■ Perintah
Menurut bacaan tentang sapi NTB di bawah, berapa ekor sapi yang akan dikirim ABN ke NTB pada tahap pertama?

■ Bacaan

+ + + + + + +

NTB dikenal sebagai daerah yang mengirim sapi ke daerah lain di Indonesia. Bahkan, saat Hari Raya Idul Adha, sapi asal NTB banyak dibawa ke Jakarta, Depok, Bogor, Tangerang dan Bekasi untuk dijual sebagai hewan kurban. Meski demikian, pengelola Rumah Potong Hewan (RPH) Banyumulek PT. Atra Begawan Nusantara (ABN) menilai sapi asal NTB masih belum mampu kebutuhan operasional, sehingga harus mendatangkan sapi dari luar.
“Sapi kita (NTB, red) kecil-kecil. Di bawah tiga kuintal berat sapi kita. Kalau berat sapi di bawah tiga kuintal, rendemennya rendah, jagalnya rugi gitu. Kemudian, ABN akan mengirim sekitar 500 ekor tahap pertama ke NTB. Ini untuk kebutuhan RPH Banyumulek,” ujar Kepala Dinas Peternakan dan Kesehatan Hewan (Disnakeswan) Provinsi NTB Muhammad Riadi, akhir pekan kemarin.
Dalam memenuhi operasional RPH Banyumulek, mantan Kepala Dinas Pertanian dan Perkebunan NTB Provinsi NTB menyarankan agar PT. ABN agar langsung mengimpor dari Australia ke NTB, sehingga mereka bisa memotong 50 ekor per hari. Sapi yang didatangkan ini adalah jenis Brahman Cross, karena semakin berat sapi yang dipotong akan memberikan keuntungan bagi jagal atau pengusaha daging sapi. Sementara kalau beratnya seukuran sapi Bali yang ada sekarang ini, tidak akan memberikan keuntungan bagi pejagal
“Kalau kocet-kocet, ndarak upak jagal. Tolang doang (kalau kecil-kecil, tidak ada upah jagal, tulangnya doang),” selorohnya.

+ + + + + + +

Butir dari sumber data:
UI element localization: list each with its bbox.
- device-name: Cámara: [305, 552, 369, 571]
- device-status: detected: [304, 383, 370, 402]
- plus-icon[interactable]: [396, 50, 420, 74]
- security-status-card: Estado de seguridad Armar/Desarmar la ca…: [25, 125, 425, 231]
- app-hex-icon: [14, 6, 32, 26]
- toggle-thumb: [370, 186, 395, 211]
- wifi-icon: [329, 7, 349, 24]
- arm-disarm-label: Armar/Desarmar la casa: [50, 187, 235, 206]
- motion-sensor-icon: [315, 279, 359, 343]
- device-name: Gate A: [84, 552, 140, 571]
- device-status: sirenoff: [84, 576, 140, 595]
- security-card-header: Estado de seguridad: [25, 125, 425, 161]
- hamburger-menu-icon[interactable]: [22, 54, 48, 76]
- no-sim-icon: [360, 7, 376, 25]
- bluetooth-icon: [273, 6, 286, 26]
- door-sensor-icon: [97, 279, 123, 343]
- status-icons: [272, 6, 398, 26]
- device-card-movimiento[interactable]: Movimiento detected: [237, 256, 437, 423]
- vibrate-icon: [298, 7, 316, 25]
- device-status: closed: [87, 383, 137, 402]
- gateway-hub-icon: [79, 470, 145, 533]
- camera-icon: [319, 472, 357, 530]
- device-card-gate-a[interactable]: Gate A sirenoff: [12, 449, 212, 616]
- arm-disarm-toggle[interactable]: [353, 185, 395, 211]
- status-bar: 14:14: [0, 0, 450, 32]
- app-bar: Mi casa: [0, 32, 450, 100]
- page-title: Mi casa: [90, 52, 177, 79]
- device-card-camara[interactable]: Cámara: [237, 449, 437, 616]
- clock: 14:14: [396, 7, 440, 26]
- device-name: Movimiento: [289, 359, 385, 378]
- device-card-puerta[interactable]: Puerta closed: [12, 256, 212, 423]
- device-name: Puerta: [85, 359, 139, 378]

+ + + + + + +

■ Jawaban Lengkap
Sekitar 500 ekor.